*Над чем работать*: Согласуются ли с отрывком о Малевиче три утверждения: (а) трактат «Бог не скинут» относится к 1920 году; (б) период супрематизма предшествовал «Черному квадрату»; (в) следы архаической ментальности в период супрематизма очевидны? На каждое ответьте «да» или «нет» и приведите решающие слова отрывка дословно.

*Отрывок для чтения*:
Такого рода оксюморонностью риторики в текстах художника отмечено и название одного из его философского трактата 1920 года «Бог не скинут»: логико-семантическое и культурно-историческое стяжение противоположностей, заложенное в этой заглавной максиме, отражает свойство мышления художника, оперирующего и в своем изобразительном творчестве провокативной сшибкой новизны и архаики, революции формы и ритуализованности жеста. Черный квадрат концентрирует в себе высшую точку собирания крайностей как формы, многим обязанной дологическому и дофигуративному этапу развития искусства.
Вместе с тем то, что в творчестве Малевича последовало за «Черным квадратом», период супрематизма, в аспекте следов архаической ментальности выглядит не столь очевидным и потому является особенно интересным для исследования. Следует учитывать глубокое своеобразие Малевича на фоне абстрактной живописи исторического авангарда.

*Исследуемые данные*:
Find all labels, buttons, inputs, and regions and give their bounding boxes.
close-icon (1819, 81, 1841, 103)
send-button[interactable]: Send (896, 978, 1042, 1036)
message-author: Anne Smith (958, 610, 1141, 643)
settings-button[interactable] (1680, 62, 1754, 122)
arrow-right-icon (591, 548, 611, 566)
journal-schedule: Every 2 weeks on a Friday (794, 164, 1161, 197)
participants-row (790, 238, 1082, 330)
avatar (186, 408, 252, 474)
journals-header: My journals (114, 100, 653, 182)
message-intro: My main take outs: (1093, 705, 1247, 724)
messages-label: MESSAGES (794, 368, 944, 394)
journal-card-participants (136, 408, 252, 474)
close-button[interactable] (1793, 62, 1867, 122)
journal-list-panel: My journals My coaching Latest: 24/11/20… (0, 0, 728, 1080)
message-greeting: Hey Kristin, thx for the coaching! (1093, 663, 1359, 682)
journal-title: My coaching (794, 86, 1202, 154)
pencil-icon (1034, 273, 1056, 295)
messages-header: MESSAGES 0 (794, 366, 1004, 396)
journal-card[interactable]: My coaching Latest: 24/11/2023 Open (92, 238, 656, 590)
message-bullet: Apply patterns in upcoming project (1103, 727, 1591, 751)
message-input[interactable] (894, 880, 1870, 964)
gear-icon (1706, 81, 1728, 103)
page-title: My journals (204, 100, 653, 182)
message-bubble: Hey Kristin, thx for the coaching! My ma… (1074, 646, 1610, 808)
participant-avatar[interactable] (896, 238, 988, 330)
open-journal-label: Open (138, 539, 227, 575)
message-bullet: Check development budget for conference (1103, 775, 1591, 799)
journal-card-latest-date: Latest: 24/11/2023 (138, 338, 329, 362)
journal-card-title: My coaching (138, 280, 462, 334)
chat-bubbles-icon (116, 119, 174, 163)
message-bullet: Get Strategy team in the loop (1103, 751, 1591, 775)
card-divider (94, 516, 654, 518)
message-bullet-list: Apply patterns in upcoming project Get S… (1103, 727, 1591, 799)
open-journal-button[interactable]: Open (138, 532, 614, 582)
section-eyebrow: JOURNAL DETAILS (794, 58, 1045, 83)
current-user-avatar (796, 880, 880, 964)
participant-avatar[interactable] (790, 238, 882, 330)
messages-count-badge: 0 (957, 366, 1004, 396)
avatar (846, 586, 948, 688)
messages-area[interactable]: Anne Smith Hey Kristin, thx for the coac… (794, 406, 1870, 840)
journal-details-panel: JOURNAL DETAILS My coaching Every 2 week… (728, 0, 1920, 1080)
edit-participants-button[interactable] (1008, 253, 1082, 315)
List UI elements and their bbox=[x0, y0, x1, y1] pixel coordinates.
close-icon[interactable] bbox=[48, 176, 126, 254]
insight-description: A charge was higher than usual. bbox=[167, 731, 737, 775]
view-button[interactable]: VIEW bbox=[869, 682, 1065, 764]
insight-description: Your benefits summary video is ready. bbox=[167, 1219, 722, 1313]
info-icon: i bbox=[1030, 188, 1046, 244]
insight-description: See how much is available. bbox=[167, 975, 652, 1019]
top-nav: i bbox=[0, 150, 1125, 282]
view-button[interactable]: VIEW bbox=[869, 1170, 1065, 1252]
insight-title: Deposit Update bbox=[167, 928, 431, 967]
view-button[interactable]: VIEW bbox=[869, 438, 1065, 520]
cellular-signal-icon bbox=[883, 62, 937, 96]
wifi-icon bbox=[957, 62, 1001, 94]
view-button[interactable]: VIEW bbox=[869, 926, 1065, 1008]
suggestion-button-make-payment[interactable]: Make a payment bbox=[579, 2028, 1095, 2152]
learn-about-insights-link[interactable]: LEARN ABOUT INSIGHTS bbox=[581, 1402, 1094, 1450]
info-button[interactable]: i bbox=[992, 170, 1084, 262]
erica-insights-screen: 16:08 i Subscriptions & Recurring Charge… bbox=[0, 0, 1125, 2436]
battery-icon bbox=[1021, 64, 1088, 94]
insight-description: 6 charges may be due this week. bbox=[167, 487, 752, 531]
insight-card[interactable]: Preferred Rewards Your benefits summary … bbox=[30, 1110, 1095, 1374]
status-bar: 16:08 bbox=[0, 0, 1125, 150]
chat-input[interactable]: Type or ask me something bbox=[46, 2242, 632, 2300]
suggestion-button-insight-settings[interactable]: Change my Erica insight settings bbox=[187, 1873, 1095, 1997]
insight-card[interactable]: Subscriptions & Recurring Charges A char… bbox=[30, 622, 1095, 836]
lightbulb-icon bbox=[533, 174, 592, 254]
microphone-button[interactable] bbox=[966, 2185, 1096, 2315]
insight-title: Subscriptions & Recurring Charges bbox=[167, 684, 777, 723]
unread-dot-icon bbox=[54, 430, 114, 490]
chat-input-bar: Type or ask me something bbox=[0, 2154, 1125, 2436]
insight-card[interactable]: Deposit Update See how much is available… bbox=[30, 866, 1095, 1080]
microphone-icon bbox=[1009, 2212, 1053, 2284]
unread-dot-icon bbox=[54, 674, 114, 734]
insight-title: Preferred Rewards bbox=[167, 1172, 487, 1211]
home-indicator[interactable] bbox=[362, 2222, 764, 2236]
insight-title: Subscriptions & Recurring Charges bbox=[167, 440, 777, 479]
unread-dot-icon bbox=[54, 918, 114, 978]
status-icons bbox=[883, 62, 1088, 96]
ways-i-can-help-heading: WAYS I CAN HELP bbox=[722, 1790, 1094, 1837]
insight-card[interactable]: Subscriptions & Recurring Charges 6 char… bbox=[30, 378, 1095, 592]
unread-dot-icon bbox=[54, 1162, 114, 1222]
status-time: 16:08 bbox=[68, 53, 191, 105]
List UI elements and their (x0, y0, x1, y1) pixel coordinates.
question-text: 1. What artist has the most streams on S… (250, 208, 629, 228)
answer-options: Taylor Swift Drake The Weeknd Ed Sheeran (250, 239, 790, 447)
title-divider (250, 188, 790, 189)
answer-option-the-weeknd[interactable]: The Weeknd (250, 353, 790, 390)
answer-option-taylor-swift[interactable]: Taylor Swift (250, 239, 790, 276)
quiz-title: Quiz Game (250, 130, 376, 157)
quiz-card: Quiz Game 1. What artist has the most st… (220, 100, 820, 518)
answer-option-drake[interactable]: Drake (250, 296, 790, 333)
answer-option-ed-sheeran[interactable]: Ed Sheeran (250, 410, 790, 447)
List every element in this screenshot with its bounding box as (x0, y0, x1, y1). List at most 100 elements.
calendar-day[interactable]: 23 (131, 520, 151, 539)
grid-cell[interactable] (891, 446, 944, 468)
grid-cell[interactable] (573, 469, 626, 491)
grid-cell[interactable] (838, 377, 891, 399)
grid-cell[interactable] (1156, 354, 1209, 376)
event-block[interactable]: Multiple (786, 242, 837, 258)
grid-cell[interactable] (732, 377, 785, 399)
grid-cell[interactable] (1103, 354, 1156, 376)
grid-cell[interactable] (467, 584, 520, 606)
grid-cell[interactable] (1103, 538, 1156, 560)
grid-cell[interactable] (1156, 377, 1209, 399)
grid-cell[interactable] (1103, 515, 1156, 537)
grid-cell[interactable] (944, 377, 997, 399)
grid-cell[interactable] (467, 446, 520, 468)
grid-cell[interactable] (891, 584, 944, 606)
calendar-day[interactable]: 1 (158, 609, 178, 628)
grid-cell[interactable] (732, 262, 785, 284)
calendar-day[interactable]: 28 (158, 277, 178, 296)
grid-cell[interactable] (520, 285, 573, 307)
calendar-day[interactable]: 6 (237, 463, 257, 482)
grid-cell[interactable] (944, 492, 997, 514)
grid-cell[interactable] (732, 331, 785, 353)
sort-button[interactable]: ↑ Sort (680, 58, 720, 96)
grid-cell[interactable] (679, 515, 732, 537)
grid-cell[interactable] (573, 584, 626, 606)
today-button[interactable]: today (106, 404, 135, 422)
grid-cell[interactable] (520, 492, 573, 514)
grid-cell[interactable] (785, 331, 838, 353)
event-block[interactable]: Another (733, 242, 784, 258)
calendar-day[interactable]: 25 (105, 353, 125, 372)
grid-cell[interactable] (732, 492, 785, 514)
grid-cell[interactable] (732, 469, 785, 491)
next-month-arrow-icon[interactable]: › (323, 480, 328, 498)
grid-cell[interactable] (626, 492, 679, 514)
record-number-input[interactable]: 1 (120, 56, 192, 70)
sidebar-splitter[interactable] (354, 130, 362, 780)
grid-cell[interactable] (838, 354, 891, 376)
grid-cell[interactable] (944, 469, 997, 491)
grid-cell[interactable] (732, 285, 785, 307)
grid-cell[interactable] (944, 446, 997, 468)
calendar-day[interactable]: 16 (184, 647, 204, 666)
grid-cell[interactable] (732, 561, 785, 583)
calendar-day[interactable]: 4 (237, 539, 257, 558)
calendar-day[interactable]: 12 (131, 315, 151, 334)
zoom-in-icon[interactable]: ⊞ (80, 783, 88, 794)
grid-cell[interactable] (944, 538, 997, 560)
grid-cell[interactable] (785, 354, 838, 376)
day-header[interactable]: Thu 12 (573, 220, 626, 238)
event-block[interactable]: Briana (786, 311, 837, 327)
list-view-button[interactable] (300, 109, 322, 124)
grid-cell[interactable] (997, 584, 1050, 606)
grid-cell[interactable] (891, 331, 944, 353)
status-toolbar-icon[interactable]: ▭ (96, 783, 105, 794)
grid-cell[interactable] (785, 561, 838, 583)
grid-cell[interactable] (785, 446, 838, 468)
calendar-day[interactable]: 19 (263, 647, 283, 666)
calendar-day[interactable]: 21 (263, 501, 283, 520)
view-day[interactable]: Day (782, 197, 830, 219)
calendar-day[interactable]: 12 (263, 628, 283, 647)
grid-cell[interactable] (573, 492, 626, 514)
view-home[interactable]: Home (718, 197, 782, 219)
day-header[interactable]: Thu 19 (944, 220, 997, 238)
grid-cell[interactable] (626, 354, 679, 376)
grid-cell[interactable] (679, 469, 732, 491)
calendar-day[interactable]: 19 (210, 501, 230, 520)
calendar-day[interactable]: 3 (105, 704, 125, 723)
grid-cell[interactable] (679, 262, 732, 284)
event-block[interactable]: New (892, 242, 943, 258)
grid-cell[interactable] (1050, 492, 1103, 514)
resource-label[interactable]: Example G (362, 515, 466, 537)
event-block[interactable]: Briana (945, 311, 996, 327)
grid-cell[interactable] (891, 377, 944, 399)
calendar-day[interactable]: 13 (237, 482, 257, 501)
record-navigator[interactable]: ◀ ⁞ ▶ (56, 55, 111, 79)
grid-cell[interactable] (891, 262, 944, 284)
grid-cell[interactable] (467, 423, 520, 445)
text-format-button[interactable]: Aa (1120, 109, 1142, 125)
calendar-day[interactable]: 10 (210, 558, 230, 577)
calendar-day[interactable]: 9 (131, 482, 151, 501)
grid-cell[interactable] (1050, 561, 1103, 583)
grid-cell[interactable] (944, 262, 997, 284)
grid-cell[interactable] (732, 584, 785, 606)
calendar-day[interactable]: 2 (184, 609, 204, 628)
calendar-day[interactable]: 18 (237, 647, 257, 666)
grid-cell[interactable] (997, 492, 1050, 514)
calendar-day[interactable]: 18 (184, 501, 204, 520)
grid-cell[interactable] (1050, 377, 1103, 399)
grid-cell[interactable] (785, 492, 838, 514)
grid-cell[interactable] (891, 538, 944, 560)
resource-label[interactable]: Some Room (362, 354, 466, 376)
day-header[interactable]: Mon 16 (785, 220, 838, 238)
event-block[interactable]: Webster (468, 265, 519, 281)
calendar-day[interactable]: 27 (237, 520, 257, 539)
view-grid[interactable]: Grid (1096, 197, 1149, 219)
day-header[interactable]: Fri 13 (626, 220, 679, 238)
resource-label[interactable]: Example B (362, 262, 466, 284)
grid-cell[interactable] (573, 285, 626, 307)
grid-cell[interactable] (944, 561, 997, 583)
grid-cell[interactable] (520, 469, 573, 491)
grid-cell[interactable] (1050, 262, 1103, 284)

*Выполненное задание*:
(а) Да: «трактата 1920 года „Бог не скинут“».
(б) Нет: «то, что в творчестве Малевича последовало за „Черным квадратом“, период супрематизма».
(в) Нет: «выглядит не столь очевидным».